◆ **Instructions for the task**
All lines holding the string "this" are to be shown.
--- Listed entries ---
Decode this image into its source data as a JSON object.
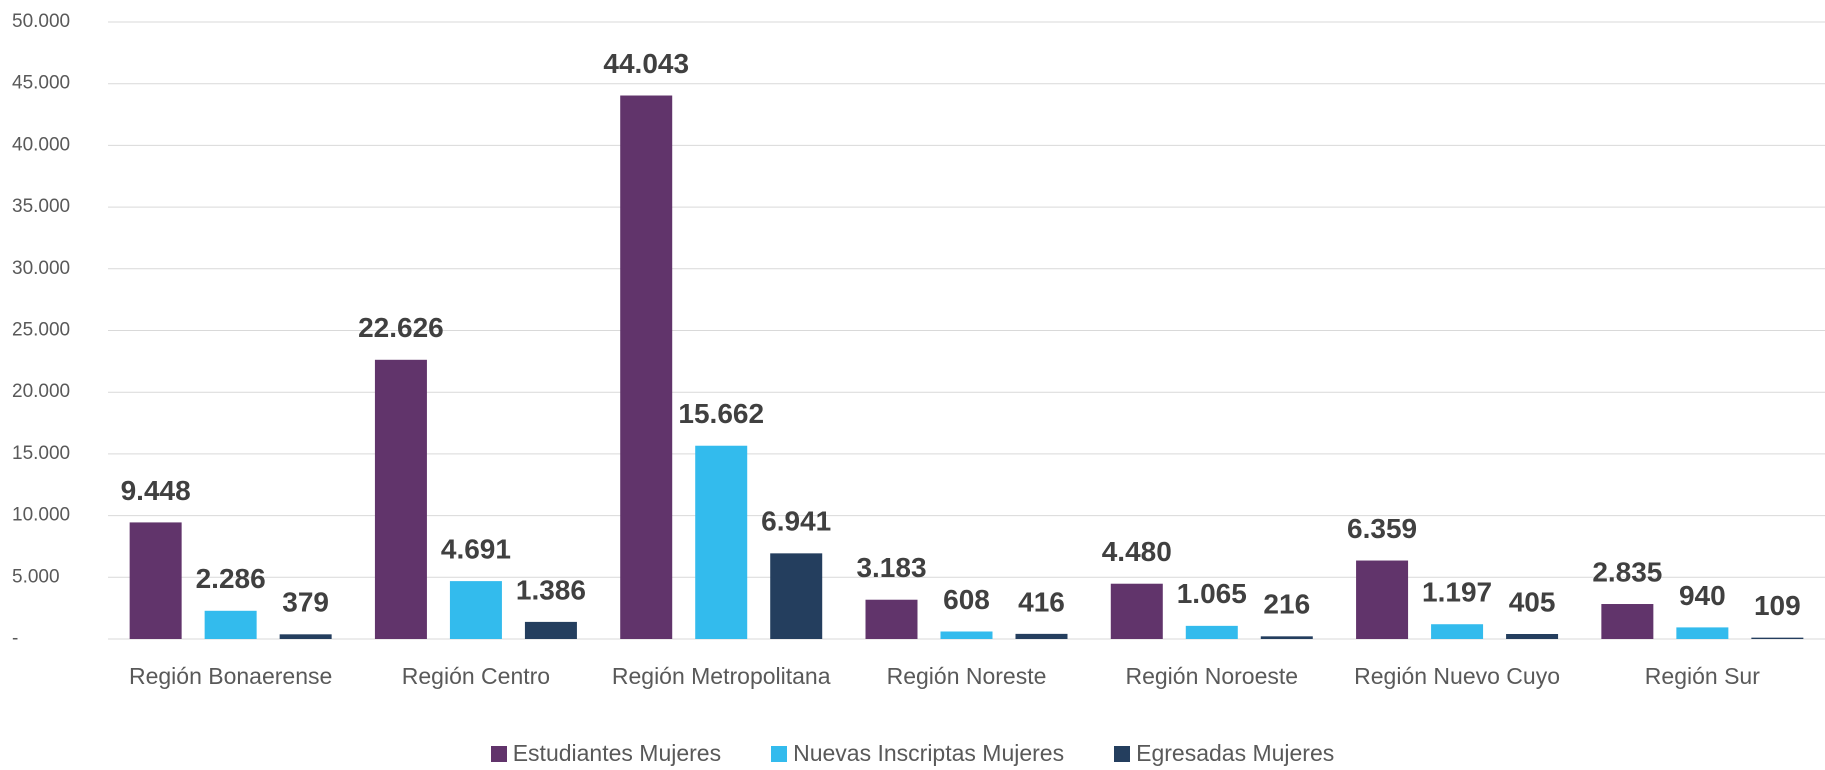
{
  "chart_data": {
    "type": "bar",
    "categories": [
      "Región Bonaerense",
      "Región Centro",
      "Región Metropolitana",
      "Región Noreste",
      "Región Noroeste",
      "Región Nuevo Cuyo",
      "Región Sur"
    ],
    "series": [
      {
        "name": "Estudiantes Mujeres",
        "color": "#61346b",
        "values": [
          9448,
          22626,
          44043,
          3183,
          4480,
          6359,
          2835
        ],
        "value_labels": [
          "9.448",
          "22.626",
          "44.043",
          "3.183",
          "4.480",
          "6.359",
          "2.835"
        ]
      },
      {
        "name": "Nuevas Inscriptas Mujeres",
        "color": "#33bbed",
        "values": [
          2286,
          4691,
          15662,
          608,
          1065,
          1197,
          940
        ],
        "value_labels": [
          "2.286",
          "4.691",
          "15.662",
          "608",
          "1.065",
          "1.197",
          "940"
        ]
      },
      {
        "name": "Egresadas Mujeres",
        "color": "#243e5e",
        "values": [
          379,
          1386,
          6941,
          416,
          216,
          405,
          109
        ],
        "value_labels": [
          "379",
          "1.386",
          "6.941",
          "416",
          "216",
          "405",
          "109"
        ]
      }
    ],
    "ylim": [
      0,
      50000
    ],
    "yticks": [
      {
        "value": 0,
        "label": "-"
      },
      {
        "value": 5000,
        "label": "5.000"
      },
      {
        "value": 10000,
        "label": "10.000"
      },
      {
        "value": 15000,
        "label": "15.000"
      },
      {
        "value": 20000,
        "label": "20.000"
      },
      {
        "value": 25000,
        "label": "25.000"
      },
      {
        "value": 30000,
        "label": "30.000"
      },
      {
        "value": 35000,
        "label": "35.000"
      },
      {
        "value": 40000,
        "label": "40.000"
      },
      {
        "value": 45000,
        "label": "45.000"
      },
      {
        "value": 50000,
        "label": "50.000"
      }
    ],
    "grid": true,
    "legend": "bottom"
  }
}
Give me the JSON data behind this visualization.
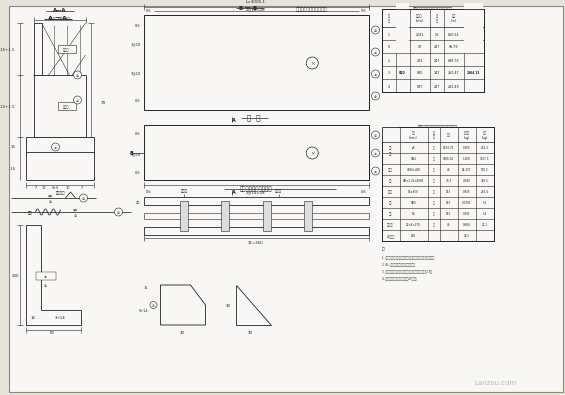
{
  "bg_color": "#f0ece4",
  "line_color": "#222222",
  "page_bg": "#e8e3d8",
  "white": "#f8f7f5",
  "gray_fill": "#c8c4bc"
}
---
◆ **The reply**
Decode this image into its source data as a JSON object.
Give me the JSON data behind this visualization.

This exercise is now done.